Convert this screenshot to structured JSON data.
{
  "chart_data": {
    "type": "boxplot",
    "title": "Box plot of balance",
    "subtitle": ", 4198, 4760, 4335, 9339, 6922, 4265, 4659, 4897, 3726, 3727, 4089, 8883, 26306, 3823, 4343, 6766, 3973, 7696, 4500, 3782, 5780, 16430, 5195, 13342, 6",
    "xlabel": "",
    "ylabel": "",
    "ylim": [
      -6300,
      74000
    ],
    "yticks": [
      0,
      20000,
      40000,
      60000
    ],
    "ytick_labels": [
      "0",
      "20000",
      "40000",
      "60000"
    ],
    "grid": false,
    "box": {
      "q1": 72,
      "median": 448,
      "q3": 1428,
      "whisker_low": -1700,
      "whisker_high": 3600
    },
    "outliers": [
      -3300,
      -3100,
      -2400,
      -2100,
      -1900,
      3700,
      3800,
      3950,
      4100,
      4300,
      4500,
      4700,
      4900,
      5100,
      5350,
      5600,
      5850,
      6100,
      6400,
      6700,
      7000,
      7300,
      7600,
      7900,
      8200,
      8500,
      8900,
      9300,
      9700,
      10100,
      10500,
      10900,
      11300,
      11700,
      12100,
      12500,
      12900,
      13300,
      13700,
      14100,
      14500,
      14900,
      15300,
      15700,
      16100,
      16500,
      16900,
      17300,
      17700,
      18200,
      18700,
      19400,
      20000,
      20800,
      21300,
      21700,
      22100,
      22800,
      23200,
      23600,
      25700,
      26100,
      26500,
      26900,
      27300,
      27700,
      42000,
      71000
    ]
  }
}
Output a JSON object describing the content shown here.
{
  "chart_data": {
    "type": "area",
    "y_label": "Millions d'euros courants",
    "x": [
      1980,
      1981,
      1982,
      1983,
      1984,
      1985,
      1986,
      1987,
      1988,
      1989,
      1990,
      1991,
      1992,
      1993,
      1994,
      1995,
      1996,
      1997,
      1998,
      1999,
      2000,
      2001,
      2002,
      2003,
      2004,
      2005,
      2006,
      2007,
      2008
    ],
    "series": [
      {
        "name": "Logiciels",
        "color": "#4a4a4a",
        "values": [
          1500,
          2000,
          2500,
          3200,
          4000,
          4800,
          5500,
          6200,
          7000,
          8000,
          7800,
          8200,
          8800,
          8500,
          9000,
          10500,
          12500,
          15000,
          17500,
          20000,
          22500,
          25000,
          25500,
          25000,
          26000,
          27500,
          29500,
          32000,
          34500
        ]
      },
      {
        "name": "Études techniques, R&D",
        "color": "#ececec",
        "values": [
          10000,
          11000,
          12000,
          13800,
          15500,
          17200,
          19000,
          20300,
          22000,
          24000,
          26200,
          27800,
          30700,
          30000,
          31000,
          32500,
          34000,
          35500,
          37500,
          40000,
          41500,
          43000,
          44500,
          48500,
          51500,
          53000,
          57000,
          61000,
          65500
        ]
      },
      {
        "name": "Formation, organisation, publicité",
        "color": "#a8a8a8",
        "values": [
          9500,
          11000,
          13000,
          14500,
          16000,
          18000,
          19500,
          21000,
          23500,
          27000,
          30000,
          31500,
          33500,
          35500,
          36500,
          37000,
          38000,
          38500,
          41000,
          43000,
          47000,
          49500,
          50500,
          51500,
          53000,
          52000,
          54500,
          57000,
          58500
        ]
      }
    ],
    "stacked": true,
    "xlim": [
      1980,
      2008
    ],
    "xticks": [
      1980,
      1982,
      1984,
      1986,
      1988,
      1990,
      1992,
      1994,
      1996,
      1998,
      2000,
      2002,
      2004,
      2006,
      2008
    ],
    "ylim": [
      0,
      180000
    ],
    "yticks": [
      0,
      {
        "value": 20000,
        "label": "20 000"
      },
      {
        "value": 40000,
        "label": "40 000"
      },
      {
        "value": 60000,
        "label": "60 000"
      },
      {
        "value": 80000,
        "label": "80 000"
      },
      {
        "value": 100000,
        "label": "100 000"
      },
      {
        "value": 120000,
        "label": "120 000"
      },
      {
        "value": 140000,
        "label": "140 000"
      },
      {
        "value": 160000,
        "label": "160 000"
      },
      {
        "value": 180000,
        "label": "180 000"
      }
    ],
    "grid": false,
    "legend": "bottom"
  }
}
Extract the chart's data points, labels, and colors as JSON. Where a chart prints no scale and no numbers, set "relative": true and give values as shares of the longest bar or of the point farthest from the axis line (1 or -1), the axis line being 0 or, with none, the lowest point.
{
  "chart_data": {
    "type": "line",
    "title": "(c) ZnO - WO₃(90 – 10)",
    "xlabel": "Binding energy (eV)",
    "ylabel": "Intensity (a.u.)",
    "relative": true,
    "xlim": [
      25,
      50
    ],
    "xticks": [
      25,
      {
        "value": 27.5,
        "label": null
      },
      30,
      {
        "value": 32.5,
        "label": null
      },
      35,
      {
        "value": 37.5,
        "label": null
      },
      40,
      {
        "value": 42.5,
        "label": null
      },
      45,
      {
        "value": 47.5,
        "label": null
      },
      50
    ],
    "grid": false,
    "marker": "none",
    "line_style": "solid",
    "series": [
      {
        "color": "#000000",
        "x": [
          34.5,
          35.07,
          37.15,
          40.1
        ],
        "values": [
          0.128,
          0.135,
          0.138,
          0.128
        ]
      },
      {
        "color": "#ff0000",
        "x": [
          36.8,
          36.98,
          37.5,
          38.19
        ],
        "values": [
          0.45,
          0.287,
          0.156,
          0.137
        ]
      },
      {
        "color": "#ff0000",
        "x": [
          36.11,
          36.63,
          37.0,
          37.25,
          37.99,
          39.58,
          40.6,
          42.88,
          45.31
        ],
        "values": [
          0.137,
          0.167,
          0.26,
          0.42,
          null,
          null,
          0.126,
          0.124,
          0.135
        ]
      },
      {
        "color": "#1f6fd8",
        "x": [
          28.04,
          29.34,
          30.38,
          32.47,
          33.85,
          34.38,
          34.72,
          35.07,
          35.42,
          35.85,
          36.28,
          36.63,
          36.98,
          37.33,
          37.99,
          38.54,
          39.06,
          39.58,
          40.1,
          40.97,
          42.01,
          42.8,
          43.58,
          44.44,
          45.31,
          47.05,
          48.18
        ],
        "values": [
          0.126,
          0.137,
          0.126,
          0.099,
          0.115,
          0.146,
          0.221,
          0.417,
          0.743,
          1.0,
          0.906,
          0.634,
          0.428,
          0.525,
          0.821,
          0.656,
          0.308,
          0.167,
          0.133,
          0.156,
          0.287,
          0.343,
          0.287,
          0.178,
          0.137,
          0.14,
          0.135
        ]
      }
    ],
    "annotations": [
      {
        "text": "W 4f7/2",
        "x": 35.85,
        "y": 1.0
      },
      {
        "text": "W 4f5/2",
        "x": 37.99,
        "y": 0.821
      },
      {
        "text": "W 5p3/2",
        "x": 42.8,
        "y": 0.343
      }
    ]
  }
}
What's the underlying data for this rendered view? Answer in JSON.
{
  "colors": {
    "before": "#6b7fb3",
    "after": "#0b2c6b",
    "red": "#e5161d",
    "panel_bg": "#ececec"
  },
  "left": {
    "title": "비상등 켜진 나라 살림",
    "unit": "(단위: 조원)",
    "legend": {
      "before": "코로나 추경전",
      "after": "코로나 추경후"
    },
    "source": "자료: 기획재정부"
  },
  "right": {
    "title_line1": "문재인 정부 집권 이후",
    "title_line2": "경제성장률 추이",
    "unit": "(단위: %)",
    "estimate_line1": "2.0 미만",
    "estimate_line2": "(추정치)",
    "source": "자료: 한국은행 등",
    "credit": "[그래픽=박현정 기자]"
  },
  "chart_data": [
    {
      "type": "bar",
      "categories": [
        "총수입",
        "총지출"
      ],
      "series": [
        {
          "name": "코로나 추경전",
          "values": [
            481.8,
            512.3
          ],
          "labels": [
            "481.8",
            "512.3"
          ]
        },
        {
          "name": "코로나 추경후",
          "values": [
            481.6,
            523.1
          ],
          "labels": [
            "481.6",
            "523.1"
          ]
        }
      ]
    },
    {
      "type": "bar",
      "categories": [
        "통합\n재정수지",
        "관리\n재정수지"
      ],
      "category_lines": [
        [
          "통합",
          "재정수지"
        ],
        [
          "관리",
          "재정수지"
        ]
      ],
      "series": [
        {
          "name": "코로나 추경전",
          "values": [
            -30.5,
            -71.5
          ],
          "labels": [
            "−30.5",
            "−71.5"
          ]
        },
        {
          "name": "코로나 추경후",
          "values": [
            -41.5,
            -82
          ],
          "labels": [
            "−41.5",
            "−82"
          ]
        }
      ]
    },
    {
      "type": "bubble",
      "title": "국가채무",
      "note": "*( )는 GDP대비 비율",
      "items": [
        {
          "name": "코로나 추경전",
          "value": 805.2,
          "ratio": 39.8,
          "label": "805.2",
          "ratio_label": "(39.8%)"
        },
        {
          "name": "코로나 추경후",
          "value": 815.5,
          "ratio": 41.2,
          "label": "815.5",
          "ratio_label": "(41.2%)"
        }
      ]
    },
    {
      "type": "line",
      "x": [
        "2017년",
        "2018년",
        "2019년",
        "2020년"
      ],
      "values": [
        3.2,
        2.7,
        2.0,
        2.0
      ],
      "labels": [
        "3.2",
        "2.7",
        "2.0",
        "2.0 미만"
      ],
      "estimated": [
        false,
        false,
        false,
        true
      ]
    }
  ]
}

· · · ·

_Written problem_
Look above for lines with the word "colors" and copy them all.

_Solution to the problem_
Extract the chart's data points, labels, and colors as JSON. Where a chart prints no scale and no numbers, set "relative": true and give values as shares of the longest bar or of the point farthest from the axis line (1 or -1), the axis line being 0 or, with none, the lowest point.
  "colors": {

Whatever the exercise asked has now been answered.